§ **SHORT EXERCISE**
Return, unchanged, the stretch of the material below from its first line through the line that contains "564, 1467, 606]".

§ **LISTED ENTRIES**
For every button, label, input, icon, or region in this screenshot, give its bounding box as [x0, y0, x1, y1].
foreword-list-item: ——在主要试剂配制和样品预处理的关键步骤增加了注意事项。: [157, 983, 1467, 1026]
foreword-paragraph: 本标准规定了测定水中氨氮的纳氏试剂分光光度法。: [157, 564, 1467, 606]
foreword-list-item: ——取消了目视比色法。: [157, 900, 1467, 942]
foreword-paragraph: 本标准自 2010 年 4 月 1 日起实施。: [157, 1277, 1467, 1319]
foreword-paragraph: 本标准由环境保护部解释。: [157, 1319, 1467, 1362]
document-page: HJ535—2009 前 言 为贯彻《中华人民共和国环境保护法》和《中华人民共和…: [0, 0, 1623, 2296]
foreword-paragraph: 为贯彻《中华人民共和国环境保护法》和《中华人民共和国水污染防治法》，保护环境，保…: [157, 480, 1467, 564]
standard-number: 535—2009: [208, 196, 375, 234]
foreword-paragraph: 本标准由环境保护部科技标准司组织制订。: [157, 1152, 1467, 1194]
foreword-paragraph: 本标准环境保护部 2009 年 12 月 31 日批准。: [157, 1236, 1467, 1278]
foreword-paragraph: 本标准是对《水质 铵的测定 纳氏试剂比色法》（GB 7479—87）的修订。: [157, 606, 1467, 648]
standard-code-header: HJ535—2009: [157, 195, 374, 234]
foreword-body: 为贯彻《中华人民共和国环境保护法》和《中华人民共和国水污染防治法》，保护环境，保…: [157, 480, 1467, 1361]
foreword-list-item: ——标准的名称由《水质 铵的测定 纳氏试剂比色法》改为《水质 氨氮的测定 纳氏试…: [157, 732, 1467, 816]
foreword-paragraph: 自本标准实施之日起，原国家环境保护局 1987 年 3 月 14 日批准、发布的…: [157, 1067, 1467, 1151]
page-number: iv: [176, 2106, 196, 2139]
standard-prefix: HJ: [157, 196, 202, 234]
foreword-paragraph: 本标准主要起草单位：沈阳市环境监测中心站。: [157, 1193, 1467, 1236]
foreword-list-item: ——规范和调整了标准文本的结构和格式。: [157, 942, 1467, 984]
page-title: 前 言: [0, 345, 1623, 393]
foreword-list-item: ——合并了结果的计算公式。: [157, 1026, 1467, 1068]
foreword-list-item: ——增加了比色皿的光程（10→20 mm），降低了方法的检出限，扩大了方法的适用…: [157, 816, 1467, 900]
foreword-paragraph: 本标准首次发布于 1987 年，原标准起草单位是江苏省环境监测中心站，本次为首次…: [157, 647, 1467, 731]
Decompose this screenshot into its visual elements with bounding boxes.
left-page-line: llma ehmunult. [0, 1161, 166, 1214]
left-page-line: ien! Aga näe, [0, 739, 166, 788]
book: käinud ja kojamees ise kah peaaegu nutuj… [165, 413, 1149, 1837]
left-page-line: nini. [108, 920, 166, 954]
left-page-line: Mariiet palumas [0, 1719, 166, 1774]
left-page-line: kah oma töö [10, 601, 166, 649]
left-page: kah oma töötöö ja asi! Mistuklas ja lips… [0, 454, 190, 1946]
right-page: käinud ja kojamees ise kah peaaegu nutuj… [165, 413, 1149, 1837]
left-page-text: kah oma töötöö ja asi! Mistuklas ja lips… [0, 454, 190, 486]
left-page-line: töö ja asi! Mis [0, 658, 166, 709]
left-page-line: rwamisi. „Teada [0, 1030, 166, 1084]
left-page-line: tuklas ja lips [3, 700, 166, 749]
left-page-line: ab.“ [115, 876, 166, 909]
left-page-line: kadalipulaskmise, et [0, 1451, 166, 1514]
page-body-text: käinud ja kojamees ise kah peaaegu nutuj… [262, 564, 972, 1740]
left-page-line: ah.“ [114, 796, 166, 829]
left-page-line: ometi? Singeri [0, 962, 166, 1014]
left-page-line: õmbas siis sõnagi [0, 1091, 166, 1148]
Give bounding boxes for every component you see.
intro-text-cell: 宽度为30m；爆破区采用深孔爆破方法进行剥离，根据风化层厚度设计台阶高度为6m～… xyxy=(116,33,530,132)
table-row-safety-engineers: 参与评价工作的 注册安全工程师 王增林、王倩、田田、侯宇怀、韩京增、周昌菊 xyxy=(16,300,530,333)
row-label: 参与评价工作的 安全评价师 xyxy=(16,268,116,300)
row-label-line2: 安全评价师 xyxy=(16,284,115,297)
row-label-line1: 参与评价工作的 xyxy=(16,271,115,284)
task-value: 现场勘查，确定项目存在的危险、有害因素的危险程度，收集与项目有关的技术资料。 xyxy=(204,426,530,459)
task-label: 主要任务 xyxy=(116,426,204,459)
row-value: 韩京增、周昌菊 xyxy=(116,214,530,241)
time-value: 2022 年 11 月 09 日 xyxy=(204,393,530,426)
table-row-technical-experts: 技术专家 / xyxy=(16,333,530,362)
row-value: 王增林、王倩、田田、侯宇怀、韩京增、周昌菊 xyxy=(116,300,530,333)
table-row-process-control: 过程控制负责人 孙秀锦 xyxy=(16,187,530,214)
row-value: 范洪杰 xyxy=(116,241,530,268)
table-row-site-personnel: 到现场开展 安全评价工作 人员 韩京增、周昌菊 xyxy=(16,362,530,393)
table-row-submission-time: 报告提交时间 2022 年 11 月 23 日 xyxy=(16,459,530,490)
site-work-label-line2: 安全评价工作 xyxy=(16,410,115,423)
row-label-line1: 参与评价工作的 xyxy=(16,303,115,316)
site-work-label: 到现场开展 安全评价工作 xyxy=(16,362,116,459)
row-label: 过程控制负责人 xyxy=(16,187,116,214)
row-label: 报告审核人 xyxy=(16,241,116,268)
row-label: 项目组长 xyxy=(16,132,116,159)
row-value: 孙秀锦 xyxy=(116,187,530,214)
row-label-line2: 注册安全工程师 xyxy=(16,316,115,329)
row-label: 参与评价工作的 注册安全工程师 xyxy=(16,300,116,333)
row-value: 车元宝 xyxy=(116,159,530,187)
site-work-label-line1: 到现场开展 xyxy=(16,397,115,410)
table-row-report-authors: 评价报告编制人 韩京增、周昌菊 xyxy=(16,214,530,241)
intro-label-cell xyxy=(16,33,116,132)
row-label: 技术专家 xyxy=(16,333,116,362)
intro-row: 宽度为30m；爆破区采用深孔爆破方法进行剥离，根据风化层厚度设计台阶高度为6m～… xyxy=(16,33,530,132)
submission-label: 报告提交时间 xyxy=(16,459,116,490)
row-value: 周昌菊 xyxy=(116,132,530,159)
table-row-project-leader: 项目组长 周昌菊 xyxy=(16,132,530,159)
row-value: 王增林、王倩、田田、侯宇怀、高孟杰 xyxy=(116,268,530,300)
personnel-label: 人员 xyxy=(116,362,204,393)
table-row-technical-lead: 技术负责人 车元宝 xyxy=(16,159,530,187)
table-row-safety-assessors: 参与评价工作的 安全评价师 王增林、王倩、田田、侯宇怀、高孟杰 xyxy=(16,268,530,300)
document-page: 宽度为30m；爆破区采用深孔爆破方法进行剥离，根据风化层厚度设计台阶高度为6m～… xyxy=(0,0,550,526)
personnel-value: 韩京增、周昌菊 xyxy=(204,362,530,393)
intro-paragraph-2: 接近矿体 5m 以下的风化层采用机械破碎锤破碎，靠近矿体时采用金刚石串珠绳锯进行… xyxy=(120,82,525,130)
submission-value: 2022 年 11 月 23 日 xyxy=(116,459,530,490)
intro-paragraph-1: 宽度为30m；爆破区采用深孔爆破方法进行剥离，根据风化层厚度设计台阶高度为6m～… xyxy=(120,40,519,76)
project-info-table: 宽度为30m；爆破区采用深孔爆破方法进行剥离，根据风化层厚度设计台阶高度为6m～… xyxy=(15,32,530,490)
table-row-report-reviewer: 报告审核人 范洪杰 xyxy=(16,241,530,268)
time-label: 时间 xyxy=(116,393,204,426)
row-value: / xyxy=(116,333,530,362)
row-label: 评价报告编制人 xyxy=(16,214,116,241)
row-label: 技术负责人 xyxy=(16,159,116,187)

§ **ANSWER TO THE TASK**
For every button, label, input, icon, or region in this screenshot, give its bounding box as [x0, y0, x1, y1].
foreword-list-item: ——在主要试剂配制和样品预处理的关键步骤增加了注意事项。: [157, 983, 1467, 1026]
foreword-paragraph: 本标准规定了测定水中氨氮的纳氏试剂分光光度法。: [157, 564, 1467, 606]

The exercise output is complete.